(Region boundary data)
-- start --

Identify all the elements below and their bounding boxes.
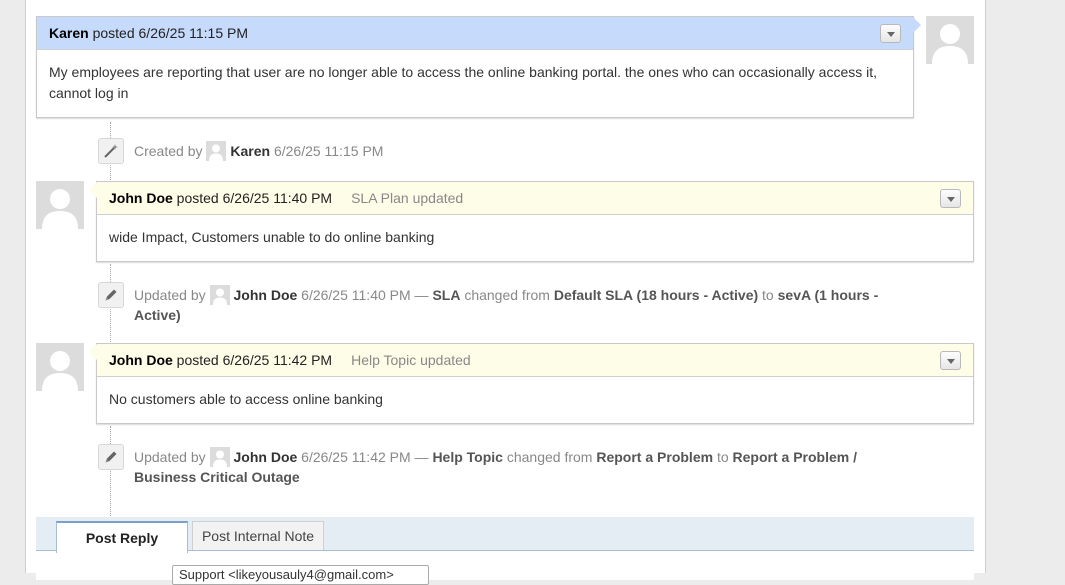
post-author: John Doe [109,352,173,368]
event-action: Created by [134,143,203,159]
entry-options-dropdown[interactable] [940,189,961,208]
thread-entry-header: John Doe posted 6/26/25 11:40 PM SLA Pla… [89,182,973,215]
thread-entry-header: Karen posted 6/26/25 11:15 PM [37,17,921,50]
post-body: No customers able to access online banki… [109,391,383,407]
post-timestamp: 6/26/25 11:15 PM [138,25,248,41]
event-field: SLA [432,287,461,303]
event-action: Updated by [134,287,206,303]
tab-post-reply[interactable]: Post Reply [56,521,188,553]
event-to-word: to [762,287,774,303]
thread-entry-header: John Doe posted 6/26/25 11:42 PM Help To… [89,344,973,377]
reply-tabs-bar: Post Reply Post Internal Note Support <l… [36,517,974,585]
avatar [926,16,974,64]
reply-form: Support <likeyousauly4@gmail.com> [36,550,974,585]
posted-label: posted [176,352,219,368]
avatar [209,285,230,305]
speech-tip [913,17,921,33]
event-changed-from: changed from [506,449,593,465]
event-timestamp: 6/26/25 11:15 PM [273,143,384,159]
posted-label: posted [92,25,135,41]
event-from-value: Report a Problem [596,449,714,465]
posted-label: posted [176,190,219,206]
event-to-word: to [716,449,729,465]
speech-tip [89,182,97,198]
post-subtitle: Help Topic updated [351,352,471,368]
post-subtitle: SLA Plan updated [351,190,464,206]
event-field: Help Topic [432,449,503,465]
event-timestamp: 6/26/25 11:42 PM [301,449,411,465]
from-select[interactable]: Support <likeyousauly4@gmail.com> [172,565,429,585]
speech-tip [89,344,97,360]
event-action: Updated by [134,449,206,465]
event-timestamp: 6/26/25 11:40 PM [301,287,411,303]
event-from-value: Default SLA (18 hours - Active) [553,287,759,303]
avatar [36,181,84,229]
magic-wand-icon [98,138,124,164]
avatar [209,447,230,467]
post-body: My employees are reporting that user are… [49,64,878,101]
pencil-icon [98,444,124,470]
entry-options-dropdown[interactable] [880,24,901,43]
post-timestamp: 6/26/25 11:40 PM [222,190,333,206]
timeline-line [110,426,111,518]
thread-entry-response: John Doe posted 6/26/25 11:42 PM Help To… [89,343,974,424]
avatar [36,343,84,391]
event-user[interactable]: Karen [230,143,270,159]
thread-entry-response: John Doe posted 6/26/25 11:40 PM SLA Pla… [89,181,974,262]
event-user[interactable]: John Doe [234,287,298,303]
entry-options-dropdown[interactable] [940,351,961,370]
event-user[interactable]: John Doe [234,449,298,465]
post-author: John Doe [109,190,173,206]
event-dash: — [414,287,429,303]
pencil-icon [98,282,124,308]
event-changed-from: changed from [464,287,550,303]
tab-post-internal-note[interactable]: Post Internal Note [192,521,324,551]
post-author: Karen [49,25,89,41]
post-timestamp: 6/26/25 11:42 PM [222,352,333,368]
thread-entry-message: Karen posted 6/26/25 11:15 PM My employe… [36,16,921,118]
post-body: wide Impact, Customers unable to do onli… [109,229,435,245]
event-dash: — [414,449,429,465]
avatar [206,141,227,161]
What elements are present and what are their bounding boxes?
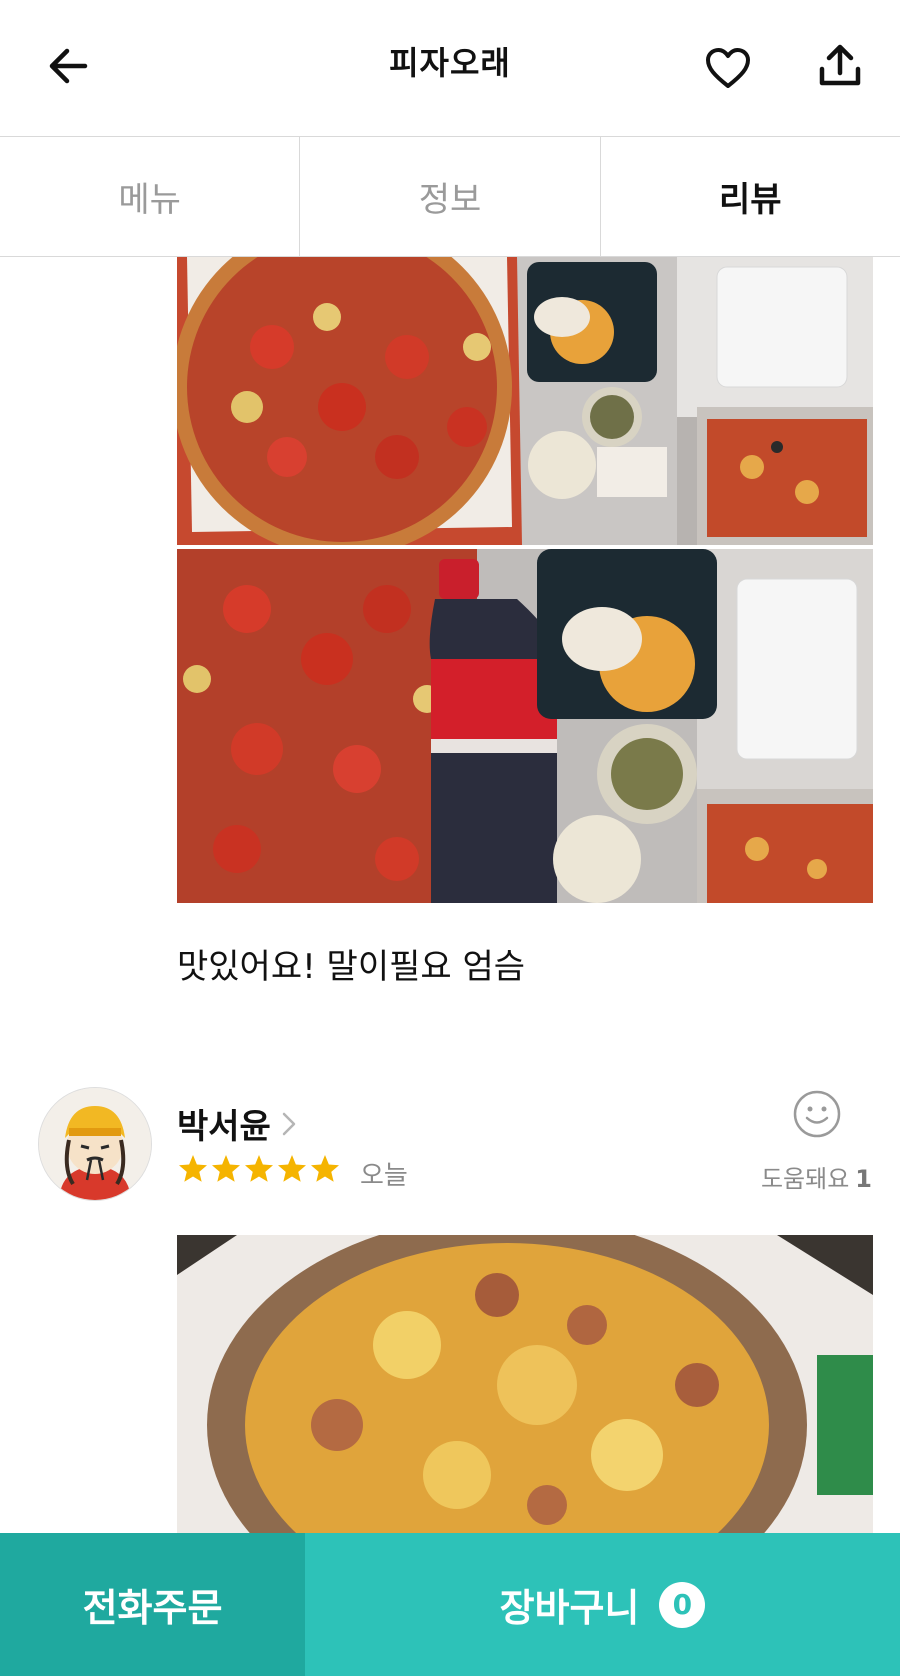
review-header: 박서윤 오늘 도움돼요 1 bbox=[0, 1087, 900, 1217]
chevron-right-icon bbox=[281, 1111, 297, 1137]
helpful-label: 도움돼요 1 bbox=[761, 1159, 872, 1194]
reviewer-name: 박서윤 bbox=[177, 1107, 271, 1147]
smile-icon bbox=[793, 1090, 841, 1138]
helpful-count: 1 bbox=[855, 1165, 872, 1193]
helpful-text: 도움돼요 bbox=[760, 1165, 850, 1193]
share-button[interactable] bbox=[812, 38, 868, 94]
tab-reviews[interactable]: 리뷰 bbox=[601, 137, 900, 256]
star-icon bbox=[212, 1155, 240, 1182]
star-icon bbox=[311, 1155, 339, 1182]
star-icon bbox=[245, 1155, 273, 1182]
favorite-button[interactable] bbox=[700, 40, 756, 96]
review-photo[interactable] bbox=[177, 1235, 873, 1533]
app-header: 피자오래 bbox=[0, 0, 900, 136]
review-text: 맛있어요! 말이필요 엄슴 bbox=[177, 947, 526, 987]
star-icon bbox=[278, 1155, 306, 1182]
review-list[interactable]: 맛있어요! 말이필요 엄슴 박서윤 오늘 도움돼요 1 bbox=[0, 257, 900, 1533]
cart-count-badge: 0 bbox=[659, 1581, 706, 1628]
phone-order-button[interactable]: 전화주문 bbox=[0, 1533, 305, 1676]
bottom-action-bar: 전화주문 장바구니 0 bbox=[0, 1533, 900, 1676]
helpful-button[interactable]: 도움돼요 1 bbox=[742, 1087, 872, 1193]
avatar[interactable] bbox=[38, 1087, 152, 1201]
review-date: 오늘 bbox=[360, 1161, 408, 1191]
heart-icon bbox=[706, 48, 750, 88]
tab-menu[interactable]: 메뉴 bbox=[0, 137, 301, 256]
review-photo[interactable] bbox=[177, 549, 873, 903]
star-icon bbox=[179, 1155, 207, 1182]
rating-stars bbox=[177, 1153, 341, 1185]
reviewer-name-link[interactable]: 박서윤 bbox=[177, 1099, 297, 1148]
review-photo[interactable] bbox=[177, 257, 873, 545]
cart-label: 장바구니 bbox=[499, 1586, 640, 1630]
share-icon bbox=[819, 44, 861, 86]
tab-bar: 메뉴 정보 리뷰 bbox=[0, 136, 900, 257]
tab-info[interactable]: 정보 bbox=[300, 137, 601, 256]
cart-button[interactable]: 장바구니 0 bbox=[305, 1533, 900, 1676]
store-title: 피자오래 bbox=[389, 44, 511, 82]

-- end --

#### BRIEF
Rewrite every one of the entries above with "posted-label" changed to "posted-tag" and everything else left as it stands. Omit the pictures from your answer.

#### WRITTEN SOLUTION
Identify all the elements below and their bounding boxes.
post-author: John Doe [109,352,173,368]
event-action: Created by [134,143,203,159]
entry-options-dropdown[interactable] [940,189,961,208]
thread-entry-header: John Doe posted 6/26/25 11:40 PM SLA Pla… [89,182,973,215]
thread-entry-header: Karen posted 6/26/25 11:15 PM [37,17,921,50]
post-body: No customers able to access online banki… [109,391,383,407]
post-timestamp: 6/26/25 11:15 PM [138,25,248,41]
event-field: SLA [432,287,461,303]
event-action: Updated by [134,287,206,303]
tab-post-reply[interactable]: Post Reply [56,521,188,553]
event-to-word: to [762,287,774,303]
thread-entry-header: John Doe posted 6/26/25 11:42 PM Help To… [89,344,973,377]
reply-tabs-bar: Post Reply Post Internal Note Support <l… [36,517,974,585]
avatar [926,16,974,64]
reply-form: Support <likeyousauly4@gmail.com> [36,550,974,585]
posted-tag: posted [176,352,219,368]
avatar [209,285,230,305]
speech-tip [913,17,921,33]
event-changed-from: changed from [506,449,593,465]
event-timestamp: 6/26/25 11:15 PM [273,143,384,159]
posted-tag: posted [92,25,135,41]
event-from-value: Report a Problem [596,449,714,465]
posted-tag: posted [176,190,219,206]
event-to-word: to [716,449,729,465]
speech-tip [89,182,97,198]
post-subtitle: Help Topic updated [351,352,471,368]
post-subtitle: SLA Plan updated [351,190,464,206]
event-field: Help Topic [432,449,503,465]
event-timestamp: 6/26/25 11:42 PM [301,449,411,465]
from-select[interactable]: Support <likeyousauly4@gmail.com> [172,565,429,585]
speech-tip [89,344,97,360]
event-action: Updated by [134,449,206,465]
event-timestamp: 6/26/25 11:40 PM [301,287,411,303]
event-from-value: Default SLA (18 hours - Active) [553,287,759,303]
avatar [36,181,84,229]
magic-wand-icon [98,138,124,164]
avatar [209,447,230,467]
post-body: My employees are reporting that user are… [49,64,878,101]
pencil-icon [98,444,124,470]
entry-options-dropdown[interactable] [880,24,901,43]
post-timestamp: 6/26/25 11:40 PM [222,190,333,206]
timeline-line [110,426,111,518]
thread-entry-response: John Doe posted 6/26/25 11:42 PM Help To… [89,343,974,424]
avatar [36,343,84,391]
event-user[interactable]: Karen [230,143,270,159]
thread-entry-response: John Doe posted 6/26/25 11:40 PM SLA Pla… [89,181,974,262]
event-user[interactable]: John Doe [234,287,298,303]
entry-options-dropdown[interactable] [940,351,961,370]
event-user[interactable]: John Doe [234,449,298,465]
post-author: John Doe [109,190,173,206]
event-dash: — [414,287,429,303]
pencil-icon [98,282,124,308]
event-changed-from: changed from [464,287,550,303]
tab-post-internal-note[interactable]: Post Internal Note [192,521,324,551]
post-author: Karen [49,25,89,41]
post-timestamp: 6/26/25 11:42 PM [222,352,333,368]
thread-entry-message: Karen posted 6/26/25 11:15 PM My employe… [36,16,921,118]
post-body: wide Impact, Customers unable to do onli… [109,229,435,245]
event-dash: — [414,449,429,465]
avatar [206,141,227,161]
What elements are present and what are their bounding boxes?
review-header: 박서윤 오늘 도움돼요 1 bbox=[0, 1087, 900, 1217]
chevron-right-icon bbox=[281, 1111, 297, 1137]
helpful-label: 도움돼요 1 bbox=[761, 1159, 872, 1194]
reviewer-name: 박서윤 bbox=[177, 1107, 271, 1147]
smile-icon bbox=[793, 1090, 841, 1138]
helpful-count: 1 bbox=[855, 1165, 872, 1193]
helpful-text: 도움돼요 bbox=[760, 1165, 850, 1193]
share-button[interactable] bbox=[812, 38, 868, 94]
tab-reviews[interactable]: 리뷰 bbox=[601, 137, 900, 256]
star-icon bbox=[212, 1155, 240, 1182]
star-icon bbox=[311, 1155, 339, 1182]
star-icon bbox=[245, 1155, 273, 1182]
favorite-button[interactable] bbox=[700, 40, 756, 96]
review-photo[interactable] bbox=[177, 1235, 873, 1533]
app-header: 피자오래 bbox=[0, 0, 900, 136]
review-text: 맛있어요! 말이필요 엄슴 bbox=[177, 947, 526, 987]
star-icon bbox=[278, 1155, 306, 1182]
review-list[interactable]: 맛있어요! 말이필요 엄슴 박서윤 오늘 도움돼요 1 bbox=[0, 257, 900, 1533]
cart-count-badge: 0 bbox=[659, 1581, 706, 1628]
phone-order-button[interactable]: 전화주문 bbox=[0, 1533, 305, 1676]
bottom-action-bar: 전화주문 장바구니 0 bbox=[0, 1533, 900, 1676]
helpful-button[interactable]: 도움돼요 1 bbox=[742, 1087, 872, 1193]
avatar[interactable] bbox=[38, 1087, 152, 1201]
review-date: 오늘 bbox=[360, 1161, 408, 1191]
heart-icon bbox=[706, 48, 750, 88]
tab-menu[interactable]: 메뉴 bbox=[0, 137, 301, 256]
review-photo[interactable] bbox=[177, 549, 873, 903]
star-icon bbox=[179, 1155, 207, 1182]
rating-stars bbox=[177, 1153, 341, 1185]
reviewer-name-link[interactable]: 박서윤 bbox=[177, 1099, 297, 1148]
review-photo[interactable] bbox=[177, 257, 873, 545]
cart-label: 장바구니 bbox=[499, 1586, 640, 1630]
share-icon bbox=[819, 44, 861, 86]
tab-bar: 메뉴 정보 리뷰 bbox=[0, 136, 900, 257]
tab-info[interactable]: 정보 bbox=[300, 137, 601, 256]
cart-button[interactable]: 장바구니 0 bbox=[305, 1533, 900, 1676]
store-title: 피자오래 bbox=[389, 44, 511, 82]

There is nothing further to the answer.